# new to road...sore butt



## deapee (May 7, 2014)

So when I first started riding mountain bikes, my seat totally didn't fit. It was 130mm and I had my sit bones measured to be 121mm.

I picked up a nice specialized seat that is 155mm and loved it.

I since got rid of the MTB and picked up a cyclocross/road bike and swapped the seat over...this was about 5 days ago.

It seemed to be working perfect but now that I've worked up to longer, 10 plus mile rides, and I'm using the drops, my but is really getting sore near the crease of my cheeks.

Now I did install it myself and accidentally ended up with a super slight downward tilt. I've since corrected this with a level to be perfectly straight.

It only really hurts when I'm in the drops and my body position is leaning forward more.

---

Any tips or just something I need to get used to?
Do you think that the 155 is too wide for 121mm sit bones? I know the geometry down there changes a lot when you lean forward because I can feel it changing if I sit on my hands.

I would be willing to try a wtb pure v ... I think they're about 148mm... But I'm pretty much out of money at this point lol.


----------



## LVbob (Mar 24, 2014)

[Material provided]
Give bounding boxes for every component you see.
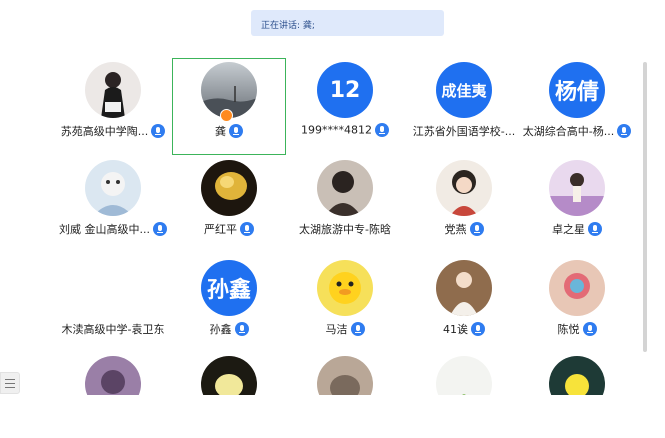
- mic-icon[interactable]: [469, 222, 484, 236]
- participant-name: 江苏省外国语学校-...: [412, 125, 516, 138]
- mic-icon[interactable]: [151, 124, 166, 138]
- avatar: [317, 260, 373, 316]
- avatar: [85, 62, 141, 118]
- mic-icon[interactable]: [375, 123, 389, 137]
- avatar: [436, 356, 492, 395]
- mic-icon[interactable]: [471, 322, 485, 336]
- avatar: [317, 356, 373, 395]
- participant-name: 党燕: [444, 223, 467, 236]
- participant-name: 严红平: [204, 223, 237, 236]
- avatar: [436, 160, 492, 216]
- participant-tile[interactable]: 41诶: [405, 254, 523, 352]
- avatar: 成佳夷: [436, 62, 492, 118]
- participant-name: 刘威 金山高级中...: [59, 223, 150, 236]
- participant-tile[interactable]: [518, 350, 636, 395]
- participant-tile[interactable]: 12 199****4812: [286, 56, 404, 154]
- participant-tile[interactable]: 太湖旅游中专-陈晗: [286, 154, 404, 252]
- avatar: 杨倩: [549, 62, 605, 118]
- participant-name: 陈悦: [557, 323, 580, 336]
- participant-tile[interactable]: 卓之星: [518, 154, 636, 252]
- participant-tile[interactable]: 党燕: [405, 154, 523, 252]
- participant-name: 孙鑫: [209, 323, 232, 336]
- participant-tile[interactable]: 刘威 金山高级中...: [54, 154, 172, 252]
- mic-icon[interactable]: [234, 322, 249, 336]
- avatar: [549, 260, 605, 316]
- selected-participant-border: [172, 58, 286, 155]
- mic-icon[interactable]: [582, 322, 597, 336]
- scrollbar[interactable]: [643, 62, 647, 352]
- mic-icon[interactable]: [617, 124, 632, 138]
- participant-tile[interactable]: [170, 350, 288, 395]
- avatar: [549, 160, 605, 216]
- avatar: [201, 356, 257, 395]
- participant-tile[interactable]: 苏苑高级中学陶...: [54, 56, 172, 154]
- participant-tile[interactable]: 陈悦: [518, 254, 636, 352]
- participant-tile[interactable]: [405, 350, 523, 395]
- mic-icon[interactable]: [153, 222, 167, 236]
- avatar: [201, 160, 257, 216]
- participant-name: 卓之星: [552, 223, 585, 236]
- avatar: 孙鑫: [201, 260, 257, 316]
- mic-icon[interactable]: [240, 222, 254, 236]
- avatar: 12: [317, 62, 373, 118]
- avatar: [436, 260, 492, 316]
- list-icon[interactable]: [0, 372, 20, 394]
- participant-name: 太湖综合高中-杨...: [522, 125, 615, 138]
- participant-tile[interactable]: 木渎高级中学-袁卫东: [54, 254, 172, 352]
- participant-name: 马洁: [325, 323, 348, 336]
- participant-grid: 苏苑高级中学陶... 龚 12 199****4812 成佳夷 江苏省外国语学校…: [0, 0, 650, 395]
- participant-name: 41诶: [443, 323, 468, 336]
- avatar: [549, 356, 605, 395]
- participant-tile[interactable]: 孙鑫 孙鑫: [170, 254, 288, 352]
- participant-tile[interactable]: [286, 350, 404, 395]
- participant-tile[interactable]: 马洁: [286, 254, 404, 352]
- participant-name: 木渎高级中学-袁卫东: [61, 323, 165, 336]
- participant-tile[interactable]: [54, 350, 172, 395]
- mic-icon[interactable]: [350, 322, 365, 336]
- participant-name: 苏苑高级中学陶...: [60, 125, 149, 138]
- avatar: [85, 160, 141, 216]
- participant-tile[interactable]: 杨倩 太湖综合高中-杨...: [518, 56, 636, 154]
- participant-name: 199****4812: [301, 123, 372, 137]
- participant-name: 太湖旅游中专-陈晗: [299, 223, 391, 236]
- avatar: [317, 160, 373, 216]
- mic-icon[interactable]: [588, 222, 602, 236]
- participant-tile[interactable]: 严红平: [170, 154, 288, 252]
- avatar: [85, 356, 141, 395]
- participant-tile[interactable]: 成佳夷 江苏省外国语学校-...: [405, 56, 523, 154]
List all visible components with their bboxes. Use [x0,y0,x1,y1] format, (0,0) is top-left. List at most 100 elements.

[Written exercise A] Revise the saddle thread's passage that opens with the words containing "Now I did install" and closes with "leaning forward more.", replacing "downward tilt" with "upward tilt".
[Written exercise B]
Answer these about the saddle thread:
(i) What width were the poster's sit bones measured to be?
(ii) How wide is the specialized seat the poster bought?
(iii) About how wide does the poster think the wtb pure v is?
The items have no part in this work.

[Exercise solution A]
Now I did install it myself and accidentally ended up with a super slight upward tilt. I've since corrected this with a level to be perfectly straight.

It only really hurts when I'm in the drops and my body position is leaning forward more.

[Exercise solution B]
(i) 121mm
(ii) 155mm
(iii) About 148mm